TASK DIRECTIONS:
Tally the lines holding "this" and state only that figure.
━━━━━━━━━━━━━━━━━━━━━━━━━━━━━━
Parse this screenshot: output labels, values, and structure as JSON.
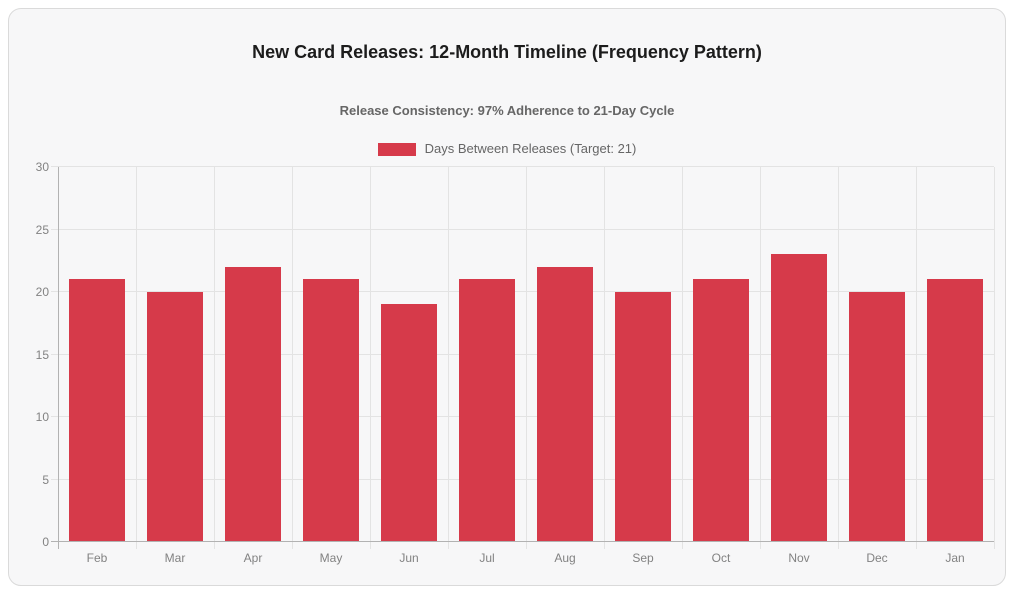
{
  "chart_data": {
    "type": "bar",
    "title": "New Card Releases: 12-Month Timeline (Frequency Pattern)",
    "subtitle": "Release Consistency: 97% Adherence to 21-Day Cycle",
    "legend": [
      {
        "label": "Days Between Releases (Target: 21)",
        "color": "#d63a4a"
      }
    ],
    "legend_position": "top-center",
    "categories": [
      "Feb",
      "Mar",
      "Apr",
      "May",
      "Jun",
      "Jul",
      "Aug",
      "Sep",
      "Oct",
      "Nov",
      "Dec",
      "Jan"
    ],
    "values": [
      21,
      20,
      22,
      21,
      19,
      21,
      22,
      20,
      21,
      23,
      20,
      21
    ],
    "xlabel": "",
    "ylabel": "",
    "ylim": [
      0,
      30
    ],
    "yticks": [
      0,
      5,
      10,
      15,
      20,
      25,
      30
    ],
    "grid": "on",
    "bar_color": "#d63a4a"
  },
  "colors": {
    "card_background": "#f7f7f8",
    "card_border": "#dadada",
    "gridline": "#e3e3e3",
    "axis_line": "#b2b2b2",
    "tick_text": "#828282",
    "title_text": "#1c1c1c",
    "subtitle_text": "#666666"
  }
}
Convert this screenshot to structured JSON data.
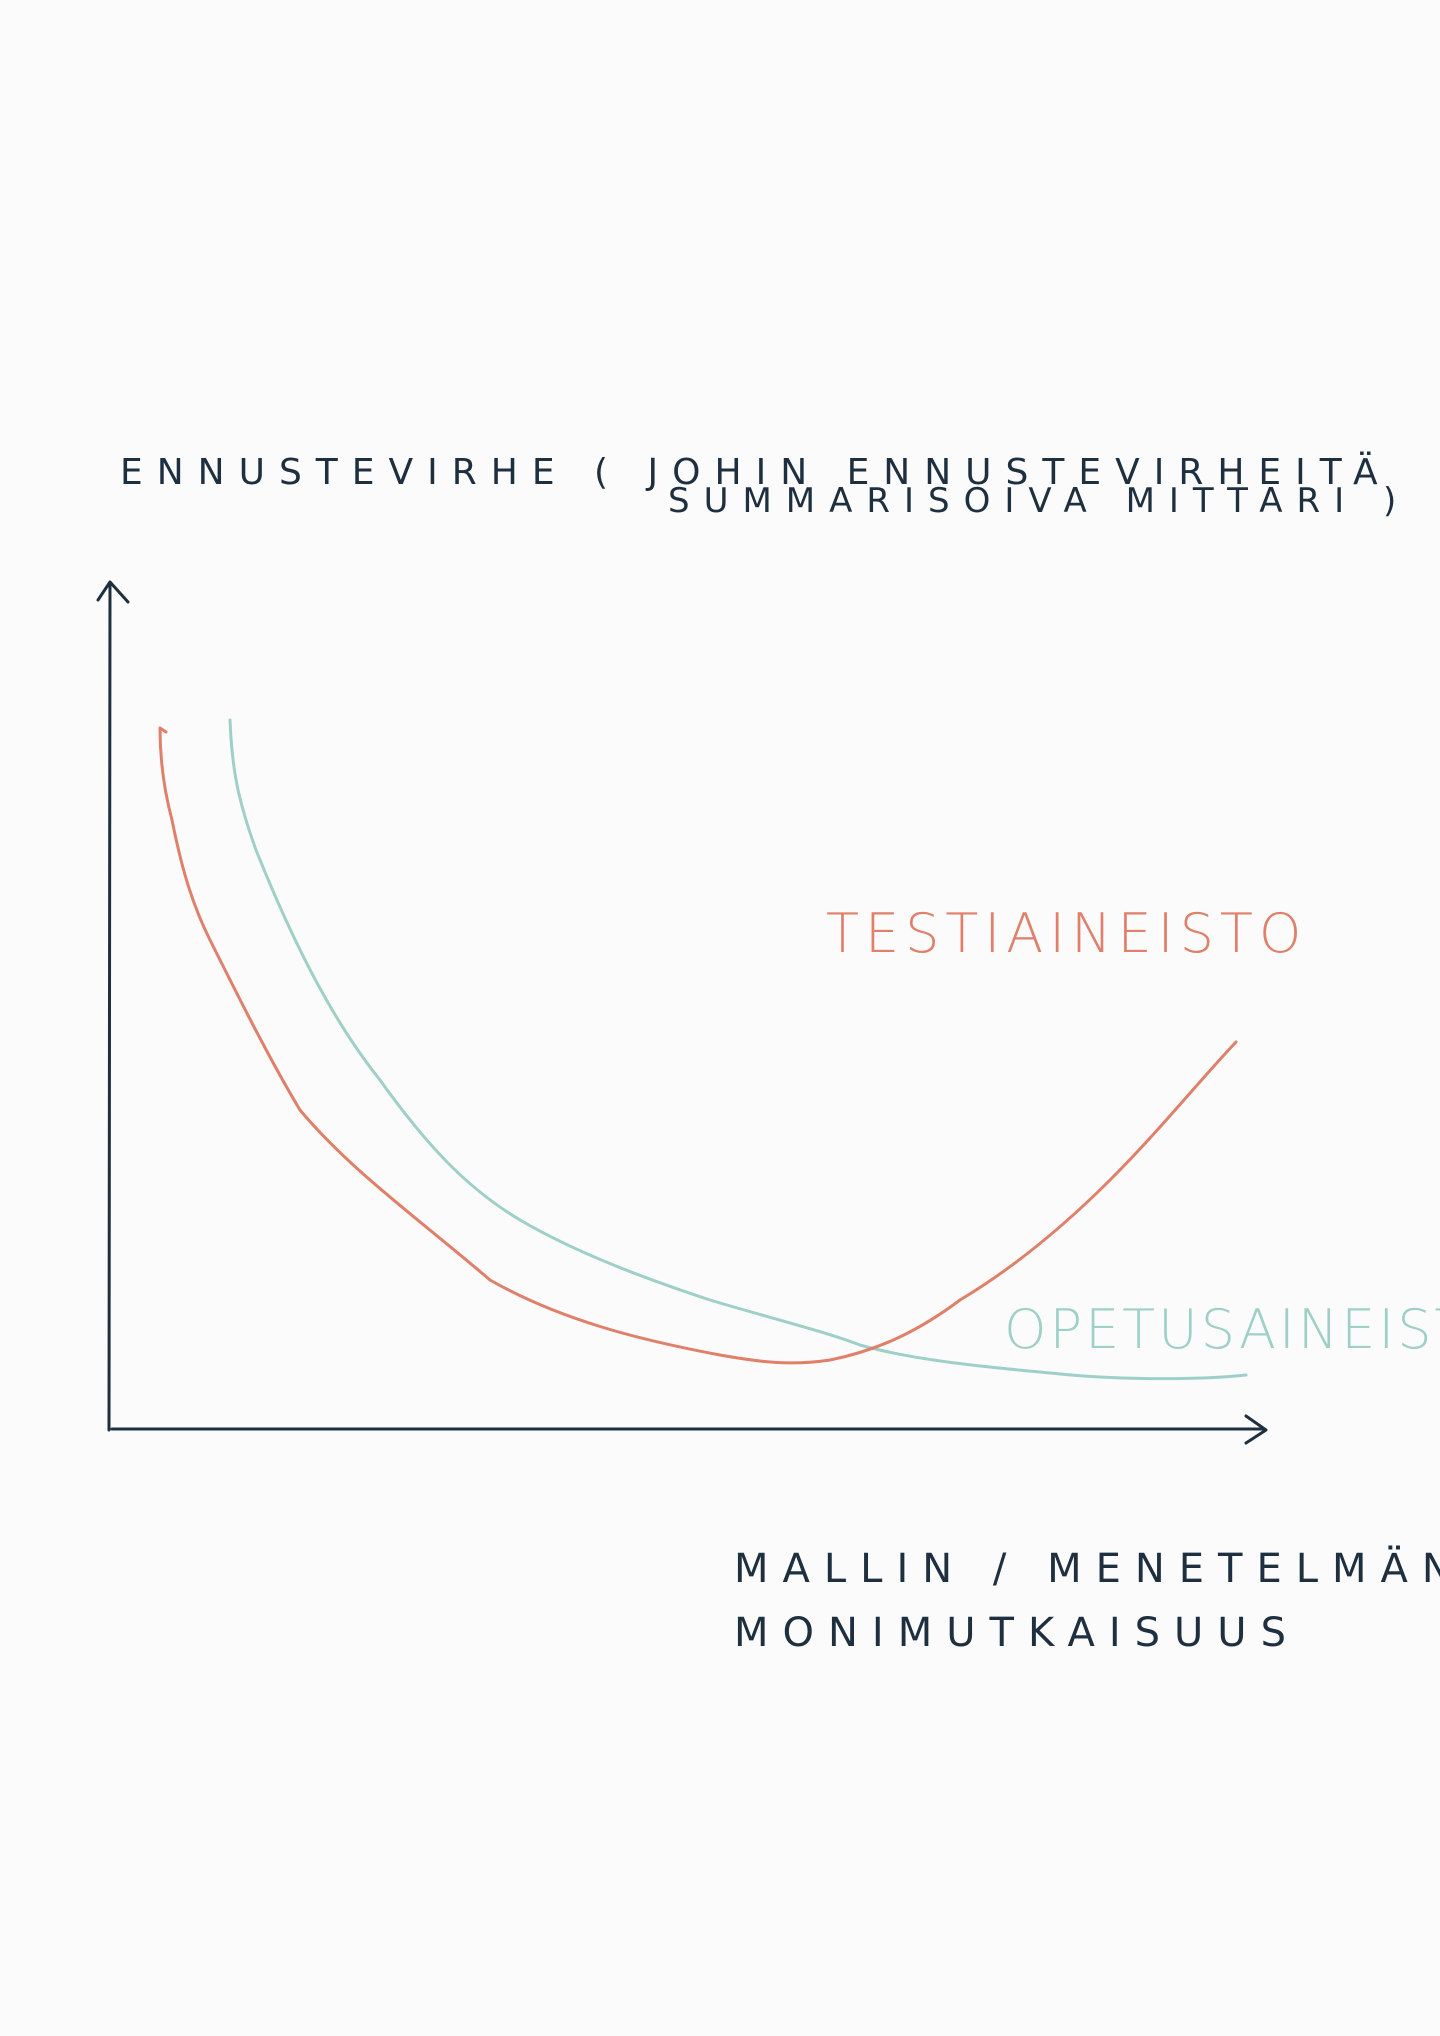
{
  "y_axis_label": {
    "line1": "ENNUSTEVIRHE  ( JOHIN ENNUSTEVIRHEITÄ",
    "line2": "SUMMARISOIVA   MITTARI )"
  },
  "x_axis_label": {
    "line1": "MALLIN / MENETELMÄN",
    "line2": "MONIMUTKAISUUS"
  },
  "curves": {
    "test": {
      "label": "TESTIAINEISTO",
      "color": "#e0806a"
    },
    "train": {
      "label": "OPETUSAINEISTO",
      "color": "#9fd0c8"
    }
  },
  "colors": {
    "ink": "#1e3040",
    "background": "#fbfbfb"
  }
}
━━━━━━━━━━━━━━━━━━━━━━━━━━━━━━
TASK RESULT:
2